- **What you are asked to do**:
Copy each line exactly. Drop every picture.

- **Input rows**:

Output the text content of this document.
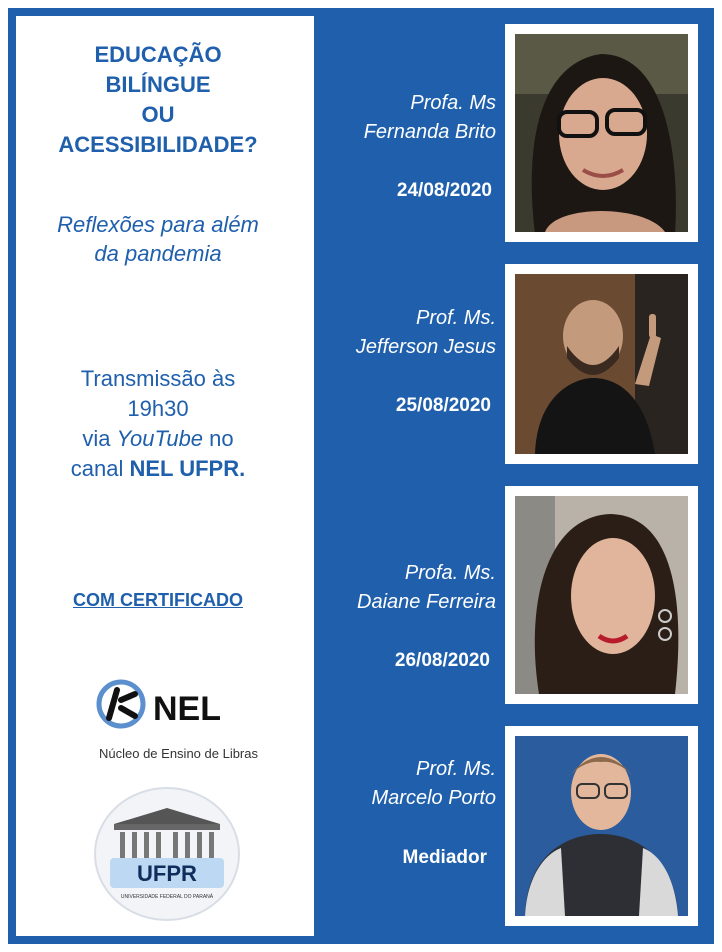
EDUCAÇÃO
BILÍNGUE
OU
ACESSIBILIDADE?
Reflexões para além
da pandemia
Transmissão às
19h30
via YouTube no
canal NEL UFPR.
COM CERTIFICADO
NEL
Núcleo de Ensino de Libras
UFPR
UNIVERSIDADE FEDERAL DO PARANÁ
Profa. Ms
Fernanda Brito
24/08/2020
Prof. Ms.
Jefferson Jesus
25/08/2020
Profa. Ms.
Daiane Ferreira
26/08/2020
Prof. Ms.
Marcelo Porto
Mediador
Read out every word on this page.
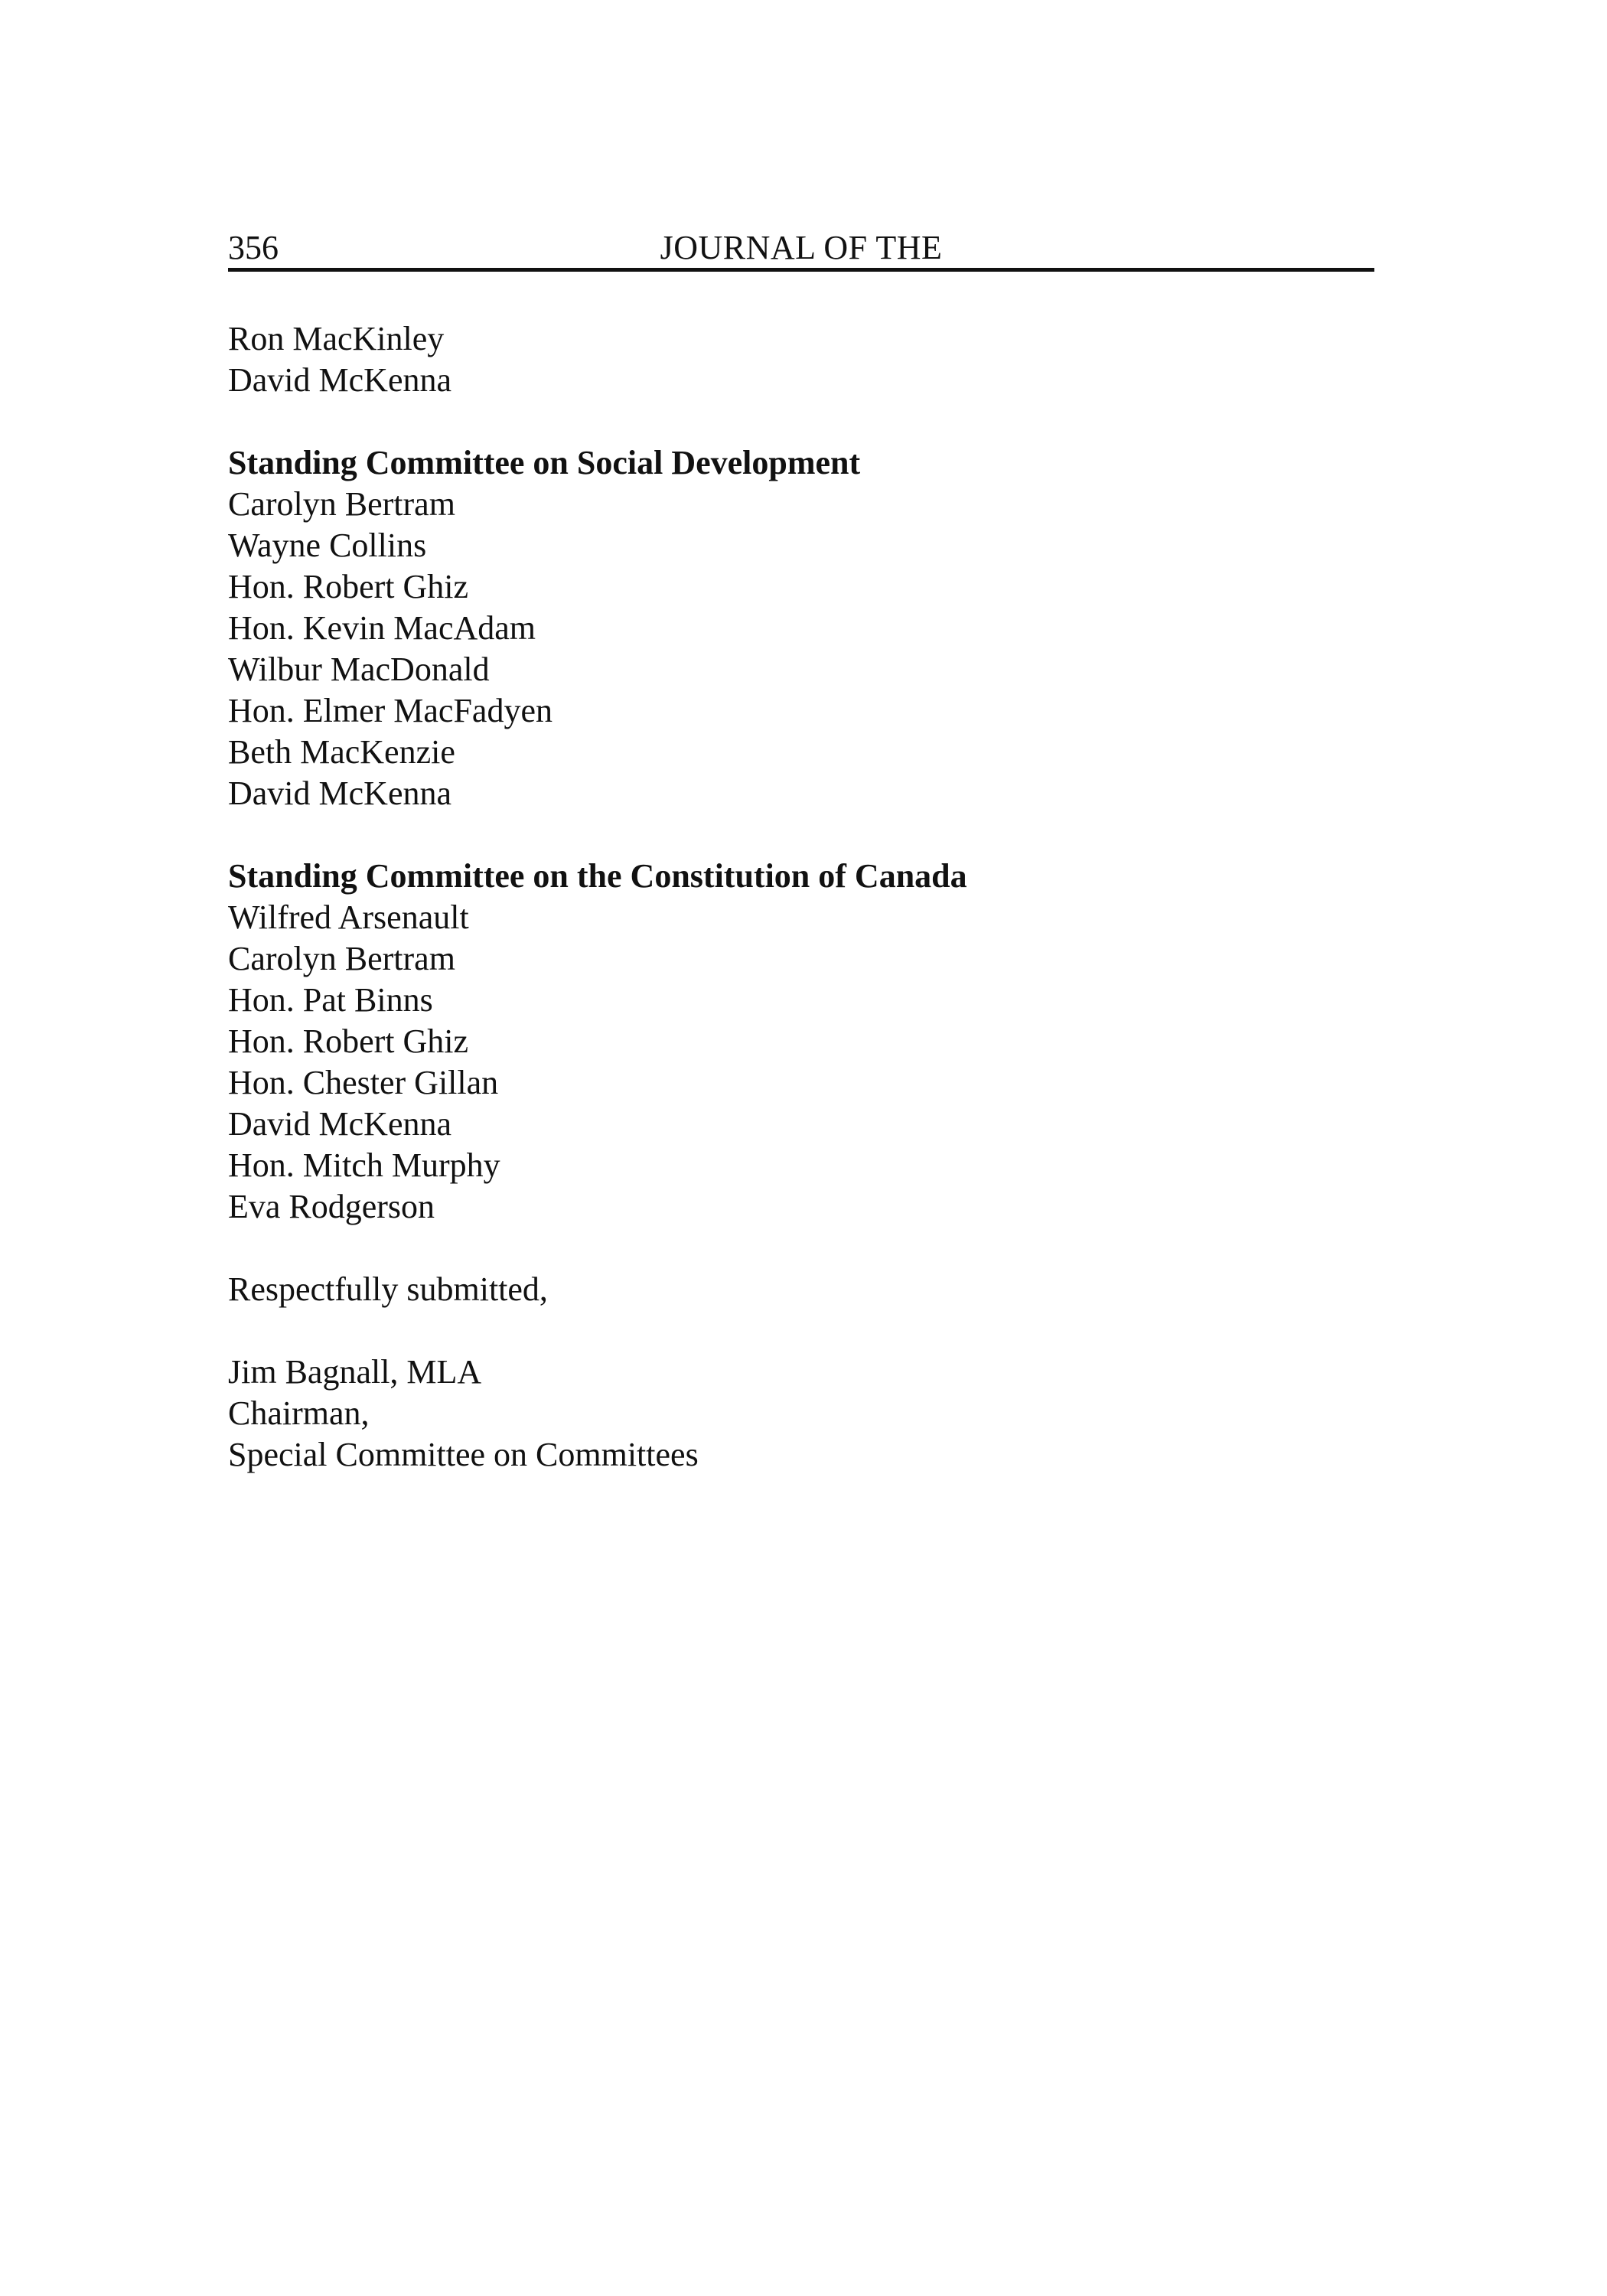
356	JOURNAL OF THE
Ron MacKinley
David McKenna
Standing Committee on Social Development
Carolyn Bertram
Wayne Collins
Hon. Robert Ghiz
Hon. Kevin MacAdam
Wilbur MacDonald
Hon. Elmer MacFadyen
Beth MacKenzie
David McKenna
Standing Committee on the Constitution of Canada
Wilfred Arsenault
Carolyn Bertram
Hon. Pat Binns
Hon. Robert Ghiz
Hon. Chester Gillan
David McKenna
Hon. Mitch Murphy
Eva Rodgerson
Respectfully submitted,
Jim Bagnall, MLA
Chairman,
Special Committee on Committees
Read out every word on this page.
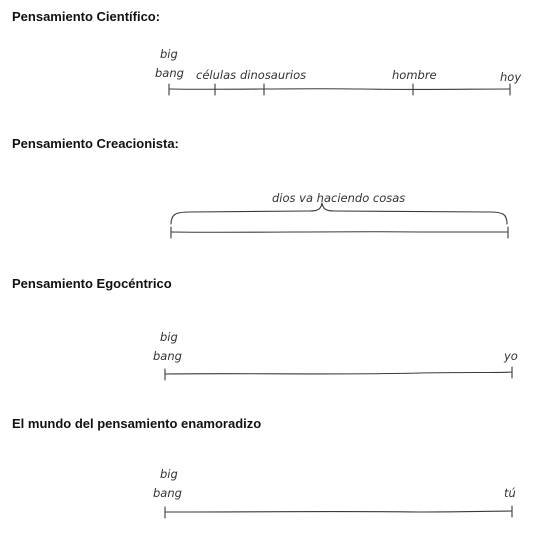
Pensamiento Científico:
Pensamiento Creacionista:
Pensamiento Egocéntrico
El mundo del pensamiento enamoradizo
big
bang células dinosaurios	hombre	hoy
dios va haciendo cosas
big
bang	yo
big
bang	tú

- **Finished exercise**:
Output the text content of this document.
EDUCAÇÃO
BILÍNGUE
OU
ACESSIBILIDADE?
Reflexões para além
da pandemia
Transmissão às
19h30
via YouTube no
canal NEL UFPR.
COM CERTIFICADO
NEL
Núcleo de Ensino de Libras
UFPR
UNIVERSIDADE FEDERAL DO PARANÁ
Profa. Ms
Fernanda Brito
24/08/2020
Prof. Ms.
Jefferson Jesus
25/08/2020
Profa. Ms.
Daiane Ferreira
26/08/2020
Prof. Ms.
Marcelo Porto
Mediador
Read out every word on this page.
356	JOURNAL OF THE
Ron MacKinley
David McKenna
Standing Committee on Social Development
Carolyn Bertram
Wayne Collins
Hon. Robert Ghiz
Hon. Kevin MacAdam
Wilbur MacDonald
Hon. Elmer MacFadyen
Beth MacKenzie
David McKenna
Standing Committee on the Constitution of Canada
Wilfred Arsenault
Carolyn Bertram
Hon. Pat Binns
Hon. Robert Ghiz
Hon. Chester Gillan
David McKenna
Hon. Mitch Murphy
Eva Rodgerson
Respectfully submitted,
Jim Bagnall, MLA
Chairman,
Special Committee on Committees
Read out every word on this page.
Pensamiento Científico:
Pensamiento Creacionista:
Pensamiento Egocéntrico
El mundo del pensamiento enamoradizo
big
bang células dinosaurios	hombre	hoy
dios va haciendo cosas
big
bang	yo
big
bang	tú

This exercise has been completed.